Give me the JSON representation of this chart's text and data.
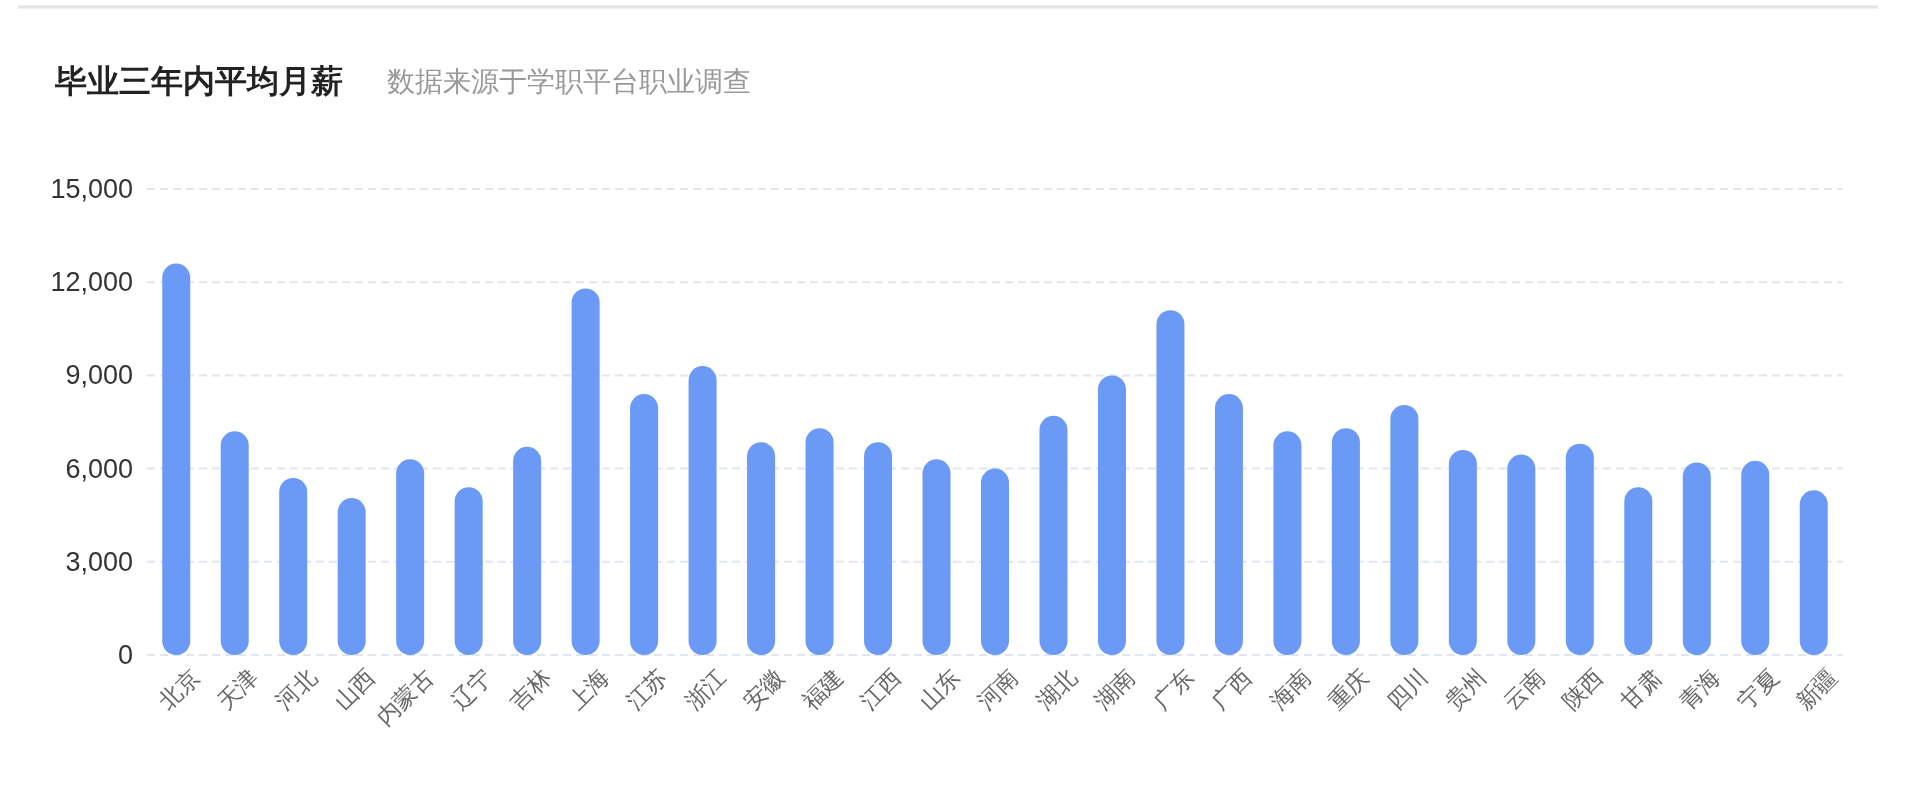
{
  "chart_data": {
    "type": "bar",
    "title": "毕业三年内平均月薪",
    "subtitle": "数据来源于学职平台职业调查",
    "categories": [
      "北京",
      "天津",
      "河北",
      "山西",
      "内蒙古",
      "辽宁",
      "吉林",
      "上海",
      "江苏",
      "浙江",
      "安徽",
      "福建",
      "江西",
      "山东",
      "河南",
      "湖北",
      "湖南",
      "广东",
      "广西",
      "海南",
      "重庆",
      "四川",
      "贵州",
      "云南",
      "陕西",
      "甘肃",
      "青海",
      "宁夏",
      "新疆"
    ],
    "values": [
      12600,
      7200,
      5700,
      5050,
      6300,
      5400,
      6700,
      11800,
      8400,
      9300,
      6850,
      7300,
      6850,
      6300,
      6000,
      7700,
      9000,
      11100,
      8400,
      7200,
      7300,
      8050,
      6600,
      6450,
      6800,
      5400,
      6200,
      6250,
      5300
    ],
    "color": "#6b99f6",
    "ylim": [
      0,
      15000
    ],
    "yticks": [
      {
        "value": 0,
        "label": "0"
      },
      {
        "value": 3000,
        "label": "3,000"
      },
      {
        "value": 6000,
        "label": "6,000"
      },
      {
        "value": 9000,
        "label": "9,000"
      },
      {
        "value": 12000,
        "label": "12,000"
      },
      {
        "value": 15000,
        "label": "15,000"
      }
    ],
    "grid": "y"
  }
}
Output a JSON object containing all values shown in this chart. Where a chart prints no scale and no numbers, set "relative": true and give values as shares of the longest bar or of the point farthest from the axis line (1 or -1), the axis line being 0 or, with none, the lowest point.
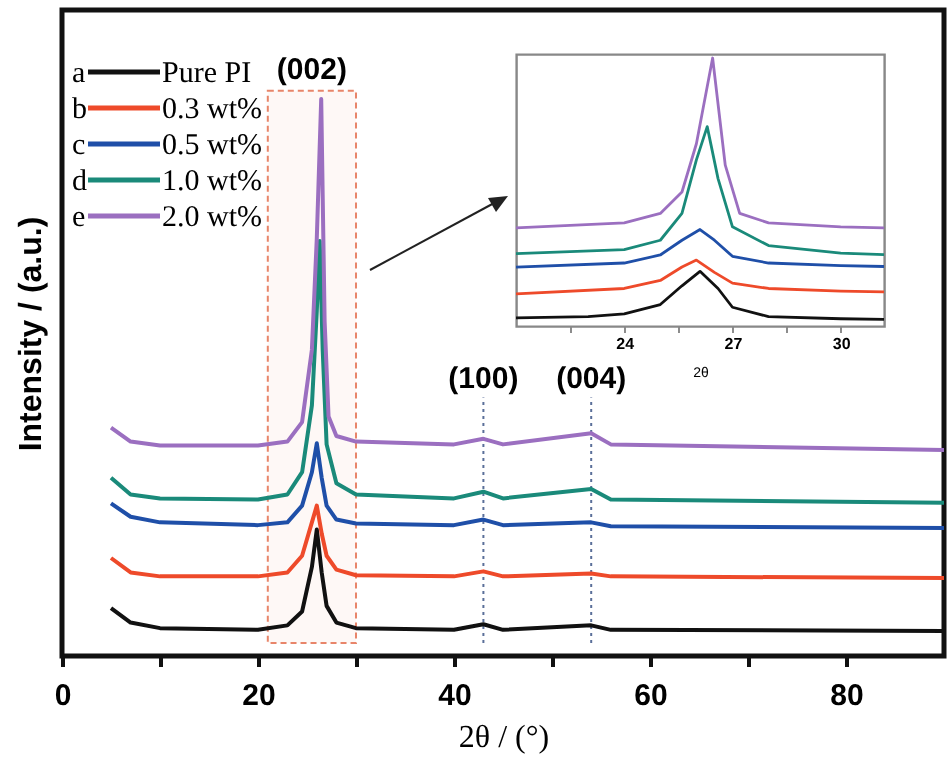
{
  "chart_data": [
    {
      "type": "line",
      "xlabel": "2θ / (°)",
      "ylabel": "Intensity / (a.u.)",
      "relative": true,
      "legend": "top left",
      "xlim": [
        0,
        90
      ],
      "xticks": [
        0,
        {
          "value": 10,
          "label": null
        },
        20,
        {
          "value": 30,
          "label": null
        },
        40,
        {
          "value": 50,
          "label": null
        },
        60,
        {
          "value": 70,
          "label": null
        },
        80
      ],
      "annotations": [
        "a",
        "b",
        "c",
        "d",
        "e",
        {
          "text": "(100)",
          "x": 43,
          "y": 0.464
        },
        {
          "text": "(004)",
          "x": 54,
          "y": 0.464
        }
      ],
      "ref_lines": [
        {
          "axis": "x",
          "value": 43,
          "color": "#5a6f99",
          "line_style": "dotted"
        },
        {
          "axis": "x",
          "value": 54,
          "color": "#5a6f99",
          "line_style": "dotted"
        }
      ],
      "bands": [
        {
          "axis": "x",
          "from": 21,
          "to": 30,
          "label": "(002)",
          "color": "#e8856a"
        }
      ],
      "series": [
        {
          "name": "Pure PI",
          "color": "#111111",
          "x": [
            5,
            7,
            10,
            20,
            23,
            24.5,
            25.5,
            26,
            26.5,
            27,
            28,
            30,
            40,
            43,
            45,
            54,
            56,
            90
          ],
          "values": [
            0.086,
            0.06,
            0.05,
            0.047,
            0.055,
            0.08,
            0.16,
            0.227,
            0.15,
            0.09,
            0.06,
            0.05,
            0.047,
            0.057,
            0.047,
            0.055,
            0.047,
            0.045
          ]
        },
        {
          "name": "0.3 wt%",
          "color": "#ee4a2a",
          "x": [
            5,
            7,
            10,
            20,
            23,
            24.5,
            25.5,
            26,
            26.5,
            27,
            28,
            30,
            40,
            43,
            45,
            54,
            56,
            90
          ],
          "values": [
            0.176,
            0.15,
            0.143,
            0.143,
            0.15,
            0.18,
            0.24,
            0.27,
            0.22,
            0.18,
            0.155,
            0.145,
            0.143,
            0.152,
            0.143,
            0.148,
            0.143,
            0.14
          ]
        },
        {
          "name": "0.5 wt%",
          "color": "#1f4fa8",
          "x": [
            5,
            7,
            10,
            20,
            23,
            24.5,
            25.5,
            26,
            26.5,
            27,
            28,
            30,
            40,
            43,
            45,
            54,
            56,
            90
          ],
          "values": [
            0.274,
            0.25,
            0.24,
            0.235,
            0.24,
            0.27,
            0.33,
            0.382,
            0.32,
            0.27,
            0.245,
            0.238,
            0.235,
            0.245,
            0.235,
            0.24,
            0.233,
            0.23
          ]
        },
        {
          "name": "1.0 wt%",
          "color": "#1a8a7a",
          "x": [
            5,
            7,
            10,
            20,
            23,
            24.5,
            25.5,
            26,
            26.3,
            26.6,
            27,
            28,
            30,
            40,
            43,
            45,
            54,
            56,
            90
          ],
          "values": [
            0.32,
            0.29,
            0.283,
            0.281,
            0.29,
            0.33,
            0.45,
            0.62,
            0.745,
            0.55,
            0.38,
            0.31,
            0.29,
            0.283,
            0.295,
            0.283,
            0.3,
            0.281,
            0.275
          ]
        },
        {
          "name": "2.0 wt%",
          "color": "#9b6fc0",
          "x": [
            5,
            7,
            10,
            20,
            23,
            24.5,
            25.5,
            26,
            26.45,
            26.8,
            27.2,
            28,
            30,
            40,
            43,
            45,
            54,
            56,
            90
          ],
          "values": [
            0.41,
            0.385,
            0.378,
            0.378,
            0.385,
            0.42,
            0.55,
            0.75,
            1,
            0.6,
            0.43,
            0.395,
            0.385,
            0.38,
            0.39,
            0.38,
            0.4,
            0.38,
            0.37
          ]
        }
      ]
    },
    {
      "type": "line",
      "xlabel": "2θ",
      "relative": true,
      "xlim": [
        21,
        31.2
      ],
      "xticks": [
        {
          "value": 22.5,
          "label": null
        },
        24,
        {
          "value": 25.5,
          "label": null
        },
        27,
        {
          "value": 28.5,
          "label": null
        },
        30
      ],
      "series": [
        {
          "color": "#111111",
          "x": [
            21,
            23,
            24,
            25,
            25.6,
            26.1,
            26.6,
            27,
            28,
            30,
            31.2
          ],
          "values": [
            0.03,
            0.035,
            0.045,
            0.08,
            0.15,
            0.204,
            0.14,
            0.07,
            0.035,
            0.027,
            0.025
          ]
        },
        {
          "color": "#ee4a2a",
          "x": [
            21,
            24,
            25,
            25.6,
            26,
            26.5,
            27,
            28,
            30,
            31.2
          ],
          "values": [
            0.12,
            0.14,
            0.17,
            0.22,
            0.246,
            0.2,
            0.16,
            0.14,
            0.13,
            0.127
          ]
        },
        {
          "color": "#1f4fa8",
          "x": [
            21,
            24,
            25,
            25.6,
            26.1,
            26.5,
            27,
            28,
            30,
            31.2
          ],
          "values": [
            0.22,
            0.235,
            0.265,
            0.32,
            0.36,
            0.32,
            0.26,
            0.235,
            0.225,
            0.222
          ]
        },
        {
          "color": "#1a8a7a",
          "x": [
            21,
            24,
            25,
            25.6,
            26,
            26.3,
            26.6,
            27,
            28,
            30,
            31.2
          ],
          "values": [
            0.27,
            0.285,
            0.32,
            0.42,
            0.62,
            0.744,
            0.55,
            0.37,
            0.3,
            0.272,
            0.266
          ]
        },
        {
          "color": "#9b6fc0",
          "x": [
            21,
            24,
            25,
            25.6,
            26,
            26.45,
            26.8,
            27.2,
            28,
            30,
            31.2
          ],
          "values": [
            0.366,
            0.385,
            0.42,
            0.5,
            0.68,
            1,
            0.6,
            0.42,
            0.385,
            0.37,
            0.366
          ]
        }
      ]
    }
  ]
}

——————

## Prompt
Quote every line word for word and keep the images out of the copy.

## Response to this task
Give me the JSON representation of this chart's text and data.
{
  "chart_data": {
    "type": "bar",
    "title": "毕业三年内平均月薪",
    "subtitle": "数据来源于学职平台职业调查",
    "categories": [
      "北京",
      "天津",
      "河北",
      "山西",
      "内蒙古",
      "辽宁",
      "吉林",
      "上海",
      "江苏",
      "浙江",
      "安徽",
      "福建",
      "江西",
      "山东",
      "河南",
      "湖北",
      "湖南",
      "广东",
      "广西",
      "海南",
      "重庆",
      "四川",
      "贵州",
      "云南",
      "陕西",
      "甘肃",
      "青海",
      "宁夏",
      "新疆"
    ],
    "values": [
      12600,
      7200,
      5700,
      5050,
      6300,
      5400,
      6700,
      11800,
      8400,
      9300,
      6850,
      7300,
      6850,
      6300,
      6000,
      7700,
      9000,
      11100,
      8400,
      7200,
      7300,
      8050,
      6600,
      6450,
      6800,
      5400,
      6200,
      6250,
      5300
    ],
    "color": "#6b99f6",
    "ylim": [
      0,
      15000
    ],
    "yticks": [
      {
        "value": 0,
        "label": "0"
      },
      {
        "value": 3000,
        "label": "3,000"
      },
      {
        "value": 6000,
        "label": "6,000"
      },
      {
        "value": 9000,
        "label": "9,000"
      },
      {
        "value": 12000,
        "label": "12,000"
      },
      {
        "value": 15000,
        "label": "15,000"
      }
    ],
    "grid": "y"
  }
}
Output a JSON object containing all values shown in this chart. Where a chart prints no scale and no numbers, set "relative": true and give values as shares of the longest bar or of the point farthest from the axis line (1 or -1), the axis line being 0 or, with none, the lowest point.
{
  "chart_data": [
    {
      "type": "line",
      "xlabel": "2θ / (°)",
      "ylabel": "Intensity / (a.u.)",
      "relative": true,
      "legend": "top left",
      "xlim": [
        0,
        90
      ],
      "xticks": [
        0,
        {
          "value": 10,
          "label": null
        },
        20,
        {
          "value": 30,
          "label": null
        },
        40,
        {
          "value": 50,
          "label": null
        },
        60,
        {
          "value": 70,
          "label": null
        },
        80
      ],
      "annotations": [
        "a",
        "b",
        "c",
        "d",
        "e",
        {
          "text": "(100)",
          "x": 43,
          "y": 0.464
        },
        {
          "text": "(004)",
          "x": 54,
          "y": 0.464
        }
      ],
      "ref_lines": [
        {
          "axis": "x",
          "value": 43,
          "color": "#5a6f99",
          "line_style": "dotted"
        },
        {
          "axis": "x",
          "value": 54,
          "color": "#5a6f99",
          "line_style": "dotted"
        }
      ],
      "bands": [
        {
          "axis": "x",
          "from": 21,
          "to": 30,
          "label": "(002)",
          "color": "#e8856a"
        }
      ],
      "series": [
        {
          "name": "Pure PI",
          "color": "#111111",
          "x": [
            5,
            7,
            10,
            20,
            23,
            24.5,
            25.5,
            26,
            26.5,
            27,
            28,
            30,
            40,
            43,
            45,
            54,
            56,
            90
          ],
          "values": [
            0.086,
            0.06,
            0.05,
            0.047,
            0.055,
            0.08,
            0.16,
            0.227,
            0.15,
            0.09,
            0.06,
            0.05,
            0.047,
            0.057,
            0.047,
            0.055,
            0.047,
            0.045
          ]
        },
        {
          "name": "0.3 wt%",
          "color": "#ee4a2a",
          "x": [
            5,
            7,
            10,
            20,
            23,
            24.5,
            25.5,
            26,
            26.5,
            27,
            28,
            30,
            40,
            43,
            45,
            54,
            56,
            90
          ],
          "values": [
            0.176,
            0.15,
            0.143,
            0.143,
            0.15,
            0.18,
            0.24,
            0.27,
            0.22,
            0.18,
            0.155,
            0.145,
            0.143,
            0.152,
            0.143,
            0.148,
            0.143,
            0.14
          ]
        },
        {
          "name": "0.5 wt%",
          "color": "#1f4fa8",
          "x": [
            5,
            7,
            10,
            20,
            23,
            24.5,
            25.5,
            26,
            26.5,
            27,
            28,
            30,
            40,
            43,
            45,
            54,
            56,
            90
          ],
          "values": [
            0.274,
            0.25,
            0.24,
            0.235,
            0.24,
            0.27,
            0.33,
            0.382,
            0.32,
            0.27,
            0.245,
            0.238,
            0.235,
            0.245,
            0.235,
            0.24,
            0.233,
            0.23
          ]
        },
        {
          "name": "1.0 wt%",
          "color": "#1a8a7a",
          "x": [
            5,
            7,
            10,
            20,
            23,
            24.5,
            25.5,
            26,
            26.3,
            26.6,
            27,
            28,
            30,
            40,
            43,
            45,
            54,
            56,
            90
          ],
          "values": [
            0.32,
            0.29,
            0.283,
            0.281,
            0.29,
            0.33,
            0.45,
            0.62,
            0.745,
            0.55,
            0.38,
            0.31,
            0.29,
            0.283,
            0.295,
            0.283,
            0.3,
            0.281,
            0.275
          ]
        },
        {
          "name": "2.0 wt%",
          "color": "#9b6fc0",
          "x": [
            5,
            7,
            10,
            20,
            23,
            24.5,
            25.5,
            26,
            26.45,
            26.8,
            27.2,
            28,
            30,
            40,
            43,
            45,
            54,
            56,
            90
          ],
          "values": [
            0.41,
            0.385,
            0.378,
            0.378,
            0.385,
            0.42,
            0.55,
            0.75,
            1,
            0.6,
            0.43,
            0.395,
            0.385,
            0.38,
            0.39,
            0.38,
            0.4,
            0.38,
            0.37
          ]
        }
      ]
    },
    {
      "type": "line",
      "xlabel": "2θ",
      "relative": true,
      "xlim": [
        21,
        31.2
      ],
      "xticks": [
        {
          "value": 22.5,
          "label": null
        },
        24,
        {
          "value": 25.5,
          "label": null
        },
        27,
        {
          "value": 28.5,
          "label": null
        },
        30
      ],
      "series": [
        {
          "color": "#111111",
          "x": [
            21,
            23,
            24,
            25,
            25.6,
            26.1,
            26.6,
            27,
            28,
            30,
            31.2
          ],
          "values": [
            0.03,
            0.035,
            0.045,
            0.08,
            0.15,
            0.204,
            0.14,
            0.07,
            0.035,
            0.027,
            0.025
          ]
        },
        {
          "color": "#ee4a2a",
          "x": [
            21,
            24,
            25,
            25.6,
            26,
            26.5,
            27,
            28,
            30,
            31.2
          ],
          "values": [
            0.12,
            0.14,
            0.17,
            0.22,
            0.246,
            0.2,
            0.16,
            0.14,
            0.13,
            0.127
          ]
        },
        {
          "color": "#1f4fa8",
          "x": [
            21,
            24,
            25,
            25.6,
            26.1,
            26.5,
            27,
            28,
            30,
            31.2
          ],
          "values": [
            0.22,
            0.235,
            0.265,
            0.32,
            0.36,
            0.32,
            0.26,
            0.235,
            0.225,
            0.222
          ]
        },
        {
          "color": "#1a8a7a",
          "x": [
            21,
            24,
            25,
            25.6,
            26,
            26.3,
            26.6,
            27,
            28,
            30,
            31.2
          ],
          "values": [
            0.27,
            0.285,
            0.32,
            0.42,
            0.62,
            0.744,
            0.55,
            0.37,
            0.3,
            0.272,
            0.266
          ]
        },
        {
          "color": "#9b6fc0",
          "x": [
            21,
            24,
            25,
            25.6,
            26,
            26.45,
            26.8,
            27.2,
            28,
            30,
            31.2
          ],
          "values": [
            0.366,
            0.385,
            0.42,
            0.5,
            0.68,
            1,
            0.6,
            0.42,
            0.385,
            0.37,
            0.366
          ]
        }
      ]
    }
  ]
}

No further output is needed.